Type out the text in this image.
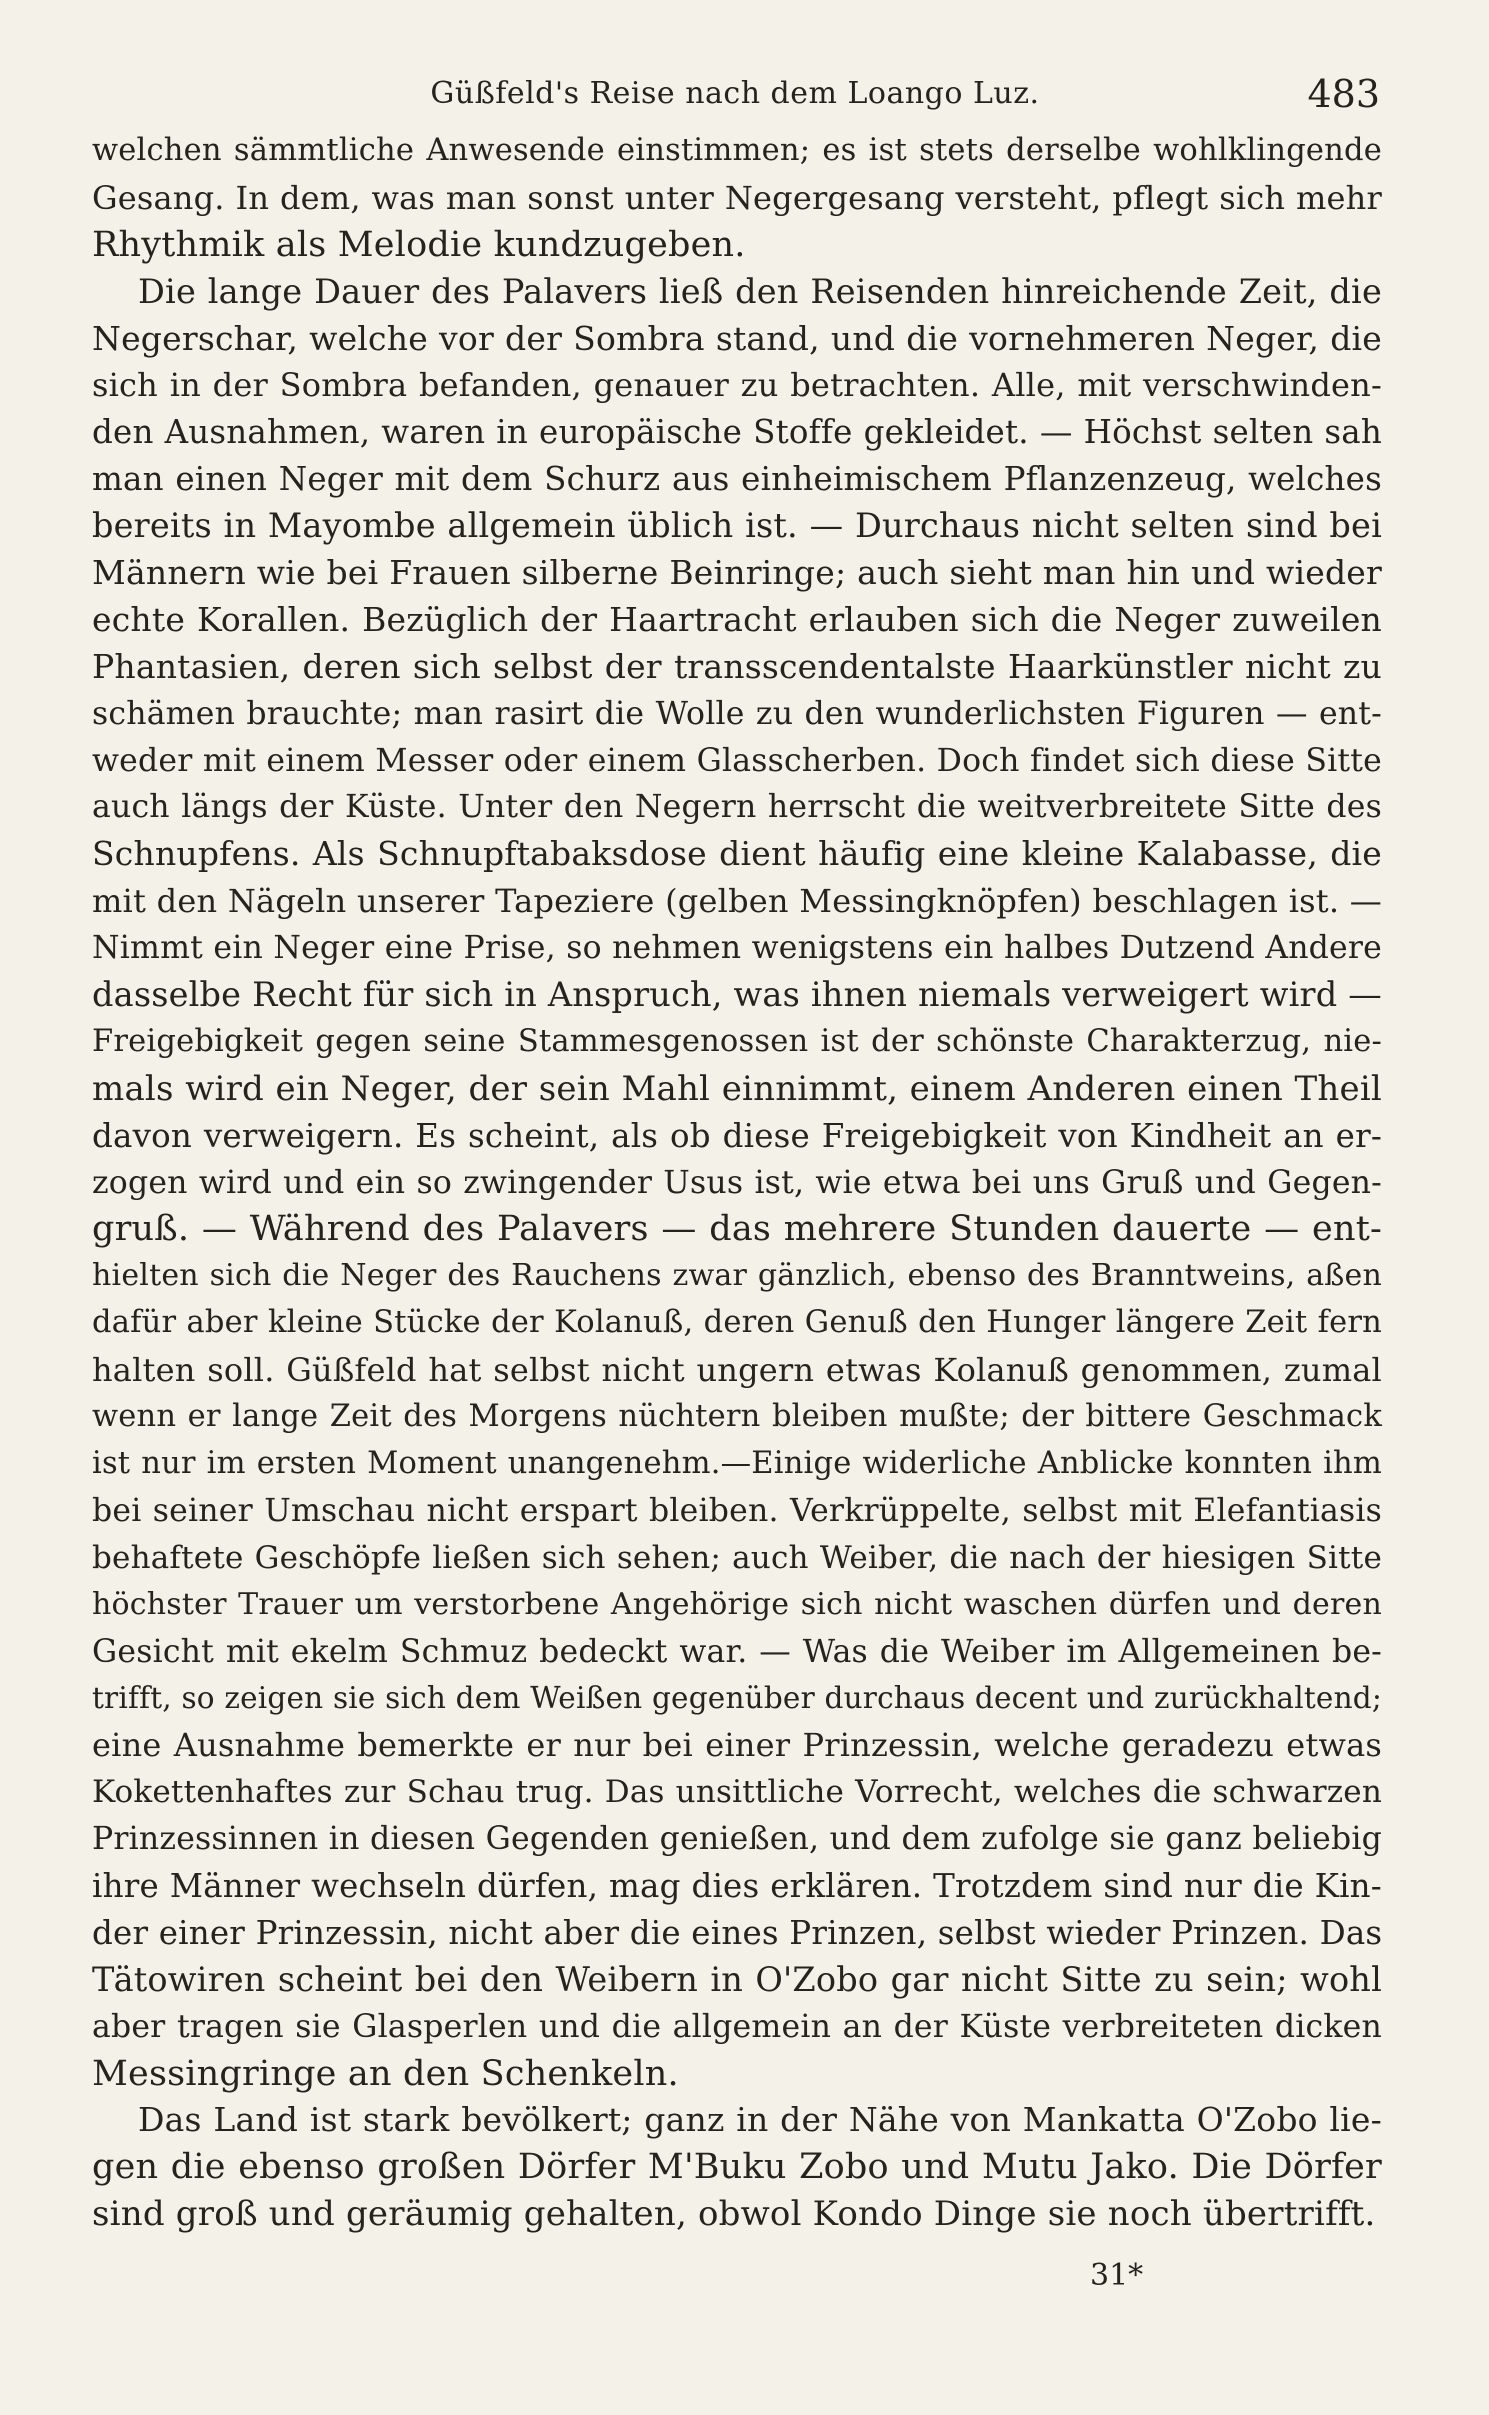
Güßfeld's Reise nach dem Loango Luz.	483
welchen sämmtliche Anwesende einstimmen; es ist stets derselbe wohlklingende
Gesang. In dem, was man sonst unter Negergesang versteht, pflegt sich mehr
Rhythmik als Melodie kundzugeben.
Die lange Dauer des Palavers ließ den Reisenden hinreichende Zeit, die
Negerschar, welche vor der Sombra stand, und die vornehmeren Neger, die
sich in der Sombra befanden, genauer zu betrachten. Alle, mit verschwinden-
den Ausnahmen, waren in europäische Stoffe gekleidet. — Höchst selten sah
man einen Neger mit dem Schurz aus einheimischem Pflanzenzeug, welches
bereits in Mayombe allgemein üblich ist. — Durchaus nicht selten sind bei
Männern wie bei Frauen silberne Beinringe; auch sieht man hin und wieder
echte Korallen. Bezüglich der Haartracht erlauben sich die Neger zuweilen
Phantasien, deren sich selbst der transscendentalste Haarkünstler nicht zu
schämen brauchte; man rasirt die Wolle zu den wunderlichsten Figuren — ent-
weder mit einem Messer oder einem Glasscherben. Doch findet sich diese Sitte
auch längs der Küste. Unter den Negern herrscht die weitverbreitete Sitte des
Schnupfens. Als Schnupftabaksdose dient häufig eine kleine Kalabasse, die
mit den Nägeln unserer Tapeziere (gelben Messingknöpfen) beschlagen ist. —
Nimmt ein Neger eine Prise, so nehmen wenigstens ein halbes Dutzend Andere
dasselbe Recht für sich in Anspruch, was ihnen niemals verweigert wird —
Freigebigkeit gegen seine Stammesgenossen ist der schönste Charakterzug, nie-
mals wird ein Neger, der sein Mahl einnimmt, einem Anderen einen Theil
davon verweigern. Es scheint, als ob diese Freigebigkeit von Kindheit an er-
zogen wird und ein so zwingender Usus ist, wie etwa bei uns Gruß und Gegen-
gruß. — Während des Palavers — das mehrere Stunden dauerte — ent-
hielten sich die Neger des Rauchens zwar gänzlich, ebenso des Branntweins, aßen
dafür aber kleine Stücke der Kolanuß, deren Genuß den Hunger längere Zeit fern
halten soll. Güßfeld hat selbst nicht ungern etwas Kolanuß genommen, zumal
wenn er lange Zeit des Morgens nüchtern bleiben mußte; der bittere Geschmack
ist nur im ersten Moment unangenehm.—Einige widerliche Anblicke konnten ihm
bei seiner Umschau nicht erspart bleiben. Verkrüppelte, selbst mit Elefantiasis
behaftete Geschöpfe ließen sich sehen; auch Weiber, die nach der hiesigen Sitte
höchster Trauer um verstorbene Angehörige sich nicht waschen dürfen und deren
Gesicht mit ekelm Schmuz bedeckt war. — Was die Weiber im Allgemeinen be-
trifft, so zeigen sie sich dem Weißen gegenüber durchaus decent und zurückhaltend;
eine Ausnahme bemerkte er nur bei einer Prinzessin, welche geradezu etwas
Kokettenhaftes zur Schau trug. Das unsittliche Vorrecht, welches die schwarzen
Prinzessinnen in diesen Gegenden genießen, und dem zufolge sie ganz beliebig
ihre Männer wechseln dürfen, mag dies erklären. Trotzdem sind nur die Kin-
der einer Prinzessin, nicht aber die eines Prinzen, selbst wieder Prinzen. Das
Tätowiren scheint bei den Weibern in O'Zobo gar nicht Sitte zu sein; wohl
aber tragen sie Glasperlen und die allgemein an der Küste verbreiteten dicken
Messingringe an den Schenkeln.
Das Land ist stark bevölkert; ganz in der Nähe von Mankatta O'Zobo lie-
gen die ebenso großen Dörfer M'Buku Zobo und Mutu Jako. Die Dörfer
sind groß und geräumig gehalten, obwol Kondo Dinge sie noch übertrifft.
31*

******

**ASSIGNMENT**
Would you please repeat the entries above verbatim, excluding each picture?

**TASK OUTPUT**
Type out the text in this image.
Güßfeld's Reise nach dem Loango Luz.	483
welchen sämmtliche Anwesende einstimmen; es ist stets derselbe wohlklingende
Gesang. In dem, was man sonst unter Negergesang versteht, pflegt sich mehr
Rhythmik als Melodie kundzugeben.
Die lange Dauer des Palavers ließ den Reisenden hinreichende Zeit, die
Negerschar, welche vor der Sombra stand, und die vornehmeren Neger, die
sich in der Sombra befanden, genauer zu betrachten. Alle, mit verschwinden-
den Ausnahmen, waren in europäische Stoffe gekleidet. — Höchst selten sah
man einen Neger mit dem Schurz aus einheimischem Pflanzenzeug, welches
bereits in Mayombe allgemein üblich ist. — Durchaus nicht selten sind bei
Männern wie bei Frauen silberne Beinringe; auch sieht man hin und wieder
echte Korallen. Bezüglich der Haartracht erlauben sich die Neger zuweilen
Phantasien, deren sich selbst der transscendentalste Haarkünstler nicht zu
schämen brauchte; man rasirt die Wolle zu den wunderlichsten Figuren — ent-
weder mit einem Messer oder einem Glasscherben. Doch findet sich diese Sitte
auch längs der Küste. Unter den Negern herrscht die weitverbreitete Sitte des
Schnupfens. Als Schnupftabaksdose dient häufig eine kleine Kalabasse, die
mit den Nägeln unserer Tapeziere (gelben Messingknöpfen) beschlagen ist. —
Nimmt ein Neger eine Prise, so nehmen wenigstens ein halbes Dutzend Andere
dasselbe Recht für sich in Anspruch, was ihnen niemals verweigert wird —
Freigebigkeit gegen seine Stammesgenossen ist der schönste Charakterzug, nie-
mals wird ein Neger, der sein Mahl einnimmt, einem Anderen einen Theil
davon verweigern. Es scheint, als ob diese Freigebigkeit von Kindheit an er-
zogen wird und ein so zwingender Usus ist, wie etwa bei uns Gruß und Gegen-
gruß. — Während des Palavers — das mehrere Stunden dauerte — ent-
hielten sich die Neger des Rauchens zwar gänzlich, ebenso des Branntweins, aßen
dafür aber kleine Stücke der Kolanuß, deren Genuß den Hunger längere Zeit fern
halten soll. Güßfeld hat selbst nicht ungern etwas Kolanuß genommen, zumal
wenn er lange Zeit des Morgens nüchtern bleiben mußte; der bittere Geschmack
ist nur im ersten Moment unangenehm.—Einige widerliche Anblicke konnten ihm
bei seiner Umschau nicht erspart bleiben. Verkrüppelte, selbst mit Elefantiasis
behaftete Geschöpfe ließen sich sehen; auch Weiber, die nach der hiesigen Sitte
höchster Trauer um verstorbene Angehörige sich nicht waschen dürfen und deren
Gesicht mit ekelm Schmuz bedeckt war. — Was die Weiber im Allgemeinen be-
trifft, so zeigen sie sich dem Weißen gegenüber durchaus decent und zurückhaltend;
eine Ausnahme bemerkte er nur bei einer Prinzessin, welche geradezu etwas
Kokettenhaftes zur Schau trug. Das unsittliche Vorrecht, welches die schwarzen
Prinzessinnen in diesen Gegenden genießen, und dem zufolge sie ganz beliebig
ihre Männer wechseln dürfen, mag dies erklären. Trotzdem sind nur die Kin-
der einer Prinzessin, nicht aber die eines Prinzen, selbst wieder Prinzen. Das
Tätowiren scheint bei den Weibern in O'Zobo gar nicht Sitte zu sein; wohl
aber tragen sie Glasperlen und die allgemein an der Küste verbreiteten dicken
Messingringe an den Schenkeln.
Das Land ist stark bevölkert; ganz in der Nähe von Mankatta O'Zobo lie-
gen die ebenso großen Dörfer M'Buku Zobo und Mutu Jako. Die Dörfer
sind groß und geräumig gehalten, obwol Kondo Dinge sie noch übertrifft.
31*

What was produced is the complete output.